__Objective__: Extract every line where the string "icon" appears.
————————
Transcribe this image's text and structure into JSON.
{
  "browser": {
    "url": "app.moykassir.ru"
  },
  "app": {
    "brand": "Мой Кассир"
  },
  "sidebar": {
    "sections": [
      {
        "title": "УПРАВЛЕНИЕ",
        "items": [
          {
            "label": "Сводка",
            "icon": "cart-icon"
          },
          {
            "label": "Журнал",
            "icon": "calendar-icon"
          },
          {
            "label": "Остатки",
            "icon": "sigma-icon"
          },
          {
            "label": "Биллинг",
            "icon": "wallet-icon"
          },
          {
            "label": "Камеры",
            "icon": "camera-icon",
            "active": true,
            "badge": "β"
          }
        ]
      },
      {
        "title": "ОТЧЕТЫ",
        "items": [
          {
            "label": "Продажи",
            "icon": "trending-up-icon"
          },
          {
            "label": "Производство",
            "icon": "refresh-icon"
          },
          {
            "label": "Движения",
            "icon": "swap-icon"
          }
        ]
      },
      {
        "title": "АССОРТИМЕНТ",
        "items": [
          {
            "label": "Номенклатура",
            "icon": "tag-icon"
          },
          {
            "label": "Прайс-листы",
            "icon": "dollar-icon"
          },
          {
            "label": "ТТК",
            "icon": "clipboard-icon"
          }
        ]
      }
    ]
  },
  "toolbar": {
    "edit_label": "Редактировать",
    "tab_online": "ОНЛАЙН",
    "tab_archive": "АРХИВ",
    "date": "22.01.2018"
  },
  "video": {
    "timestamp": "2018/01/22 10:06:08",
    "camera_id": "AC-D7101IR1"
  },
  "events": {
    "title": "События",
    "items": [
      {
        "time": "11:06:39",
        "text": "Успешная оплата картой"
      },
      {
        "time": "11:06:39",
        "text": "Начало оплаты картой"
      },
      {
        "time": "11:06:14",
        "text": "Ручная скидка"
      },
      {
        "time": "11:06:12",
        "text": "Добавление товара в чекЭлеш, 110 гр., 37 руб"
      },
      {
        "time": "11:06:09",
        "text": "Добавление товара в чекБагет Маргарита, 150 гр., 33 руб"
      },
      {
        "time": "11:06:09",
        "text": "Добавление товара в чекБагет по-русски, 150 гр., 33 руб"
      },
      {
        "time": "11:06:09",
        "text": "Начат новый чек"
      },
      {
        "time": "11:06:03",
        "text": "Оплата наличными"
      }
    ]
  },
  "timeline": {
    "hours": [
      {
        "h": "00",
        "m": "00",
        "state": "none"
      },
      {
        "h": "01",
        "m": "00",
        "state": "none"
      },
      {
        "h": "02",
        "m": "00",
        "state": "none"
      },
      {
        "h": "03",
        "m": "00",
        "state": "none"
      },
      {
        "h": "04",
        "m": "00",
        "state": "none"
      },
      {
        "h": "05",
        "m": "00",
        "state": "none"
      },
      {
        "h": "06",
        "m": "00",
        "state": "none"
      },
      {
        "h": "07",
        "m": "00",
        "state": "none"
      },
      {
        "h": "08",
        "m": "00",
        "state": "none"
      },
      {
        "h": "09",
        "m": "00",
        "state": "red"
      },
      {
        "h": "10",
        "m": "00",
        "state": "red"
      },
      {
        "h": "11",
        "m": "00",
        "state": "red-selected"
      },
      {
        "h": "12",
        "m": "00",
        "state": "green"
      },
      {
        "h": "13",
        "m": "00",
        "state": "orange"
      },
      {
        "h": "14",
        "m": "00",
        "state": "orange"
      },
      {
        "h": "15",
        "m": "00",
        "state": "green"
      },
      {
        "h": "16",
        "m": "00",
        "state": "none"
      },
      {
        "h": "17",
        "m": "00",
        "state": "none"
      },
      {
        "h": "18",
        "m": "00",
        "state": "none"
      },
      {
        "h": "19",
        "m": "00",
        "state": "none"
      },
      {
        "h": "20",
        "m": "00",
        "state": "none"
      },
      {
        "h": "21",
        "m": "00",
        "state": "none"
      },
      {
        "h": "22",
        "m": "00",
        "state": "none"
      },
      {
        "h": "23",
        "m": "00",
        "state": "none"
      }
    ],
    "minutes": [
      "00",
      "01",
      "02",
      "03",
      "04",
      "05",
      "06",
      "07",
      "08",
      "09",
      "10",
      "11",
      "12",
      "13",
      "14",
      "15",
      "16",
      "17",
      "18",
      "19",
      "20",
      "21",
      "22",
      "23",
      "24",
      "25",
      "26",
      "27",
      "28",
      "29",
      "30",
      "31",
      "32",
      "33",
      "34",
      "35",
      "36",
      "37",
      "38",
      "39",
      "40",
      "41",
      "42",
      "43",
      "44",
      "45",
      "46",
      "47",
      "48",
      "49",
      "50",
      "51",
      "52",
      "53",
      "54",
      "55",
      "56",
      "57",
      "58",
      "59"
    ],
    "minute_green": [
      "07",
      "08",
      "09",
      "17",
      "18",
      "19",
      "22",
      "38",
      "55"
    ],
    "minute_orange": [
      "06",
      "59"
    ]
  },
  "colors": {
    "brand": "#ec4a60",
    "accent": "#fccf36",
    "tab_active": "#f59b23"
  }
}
————————
__Finished exercise__:
            "icon": "cart-icon"
            "icon": "calendar-icon"
            "icon": "sigma-icon"
            "icon": "wallet-icon"
            "icon": "camera-icon",
            "icon": "trending-up-icon"
            "icon": "refresh-icon"
            "icon": "swap-icon"
            "icon": "tag-icon"
            "icon": "dollar-icon"
            "icon": "clipboard-icon"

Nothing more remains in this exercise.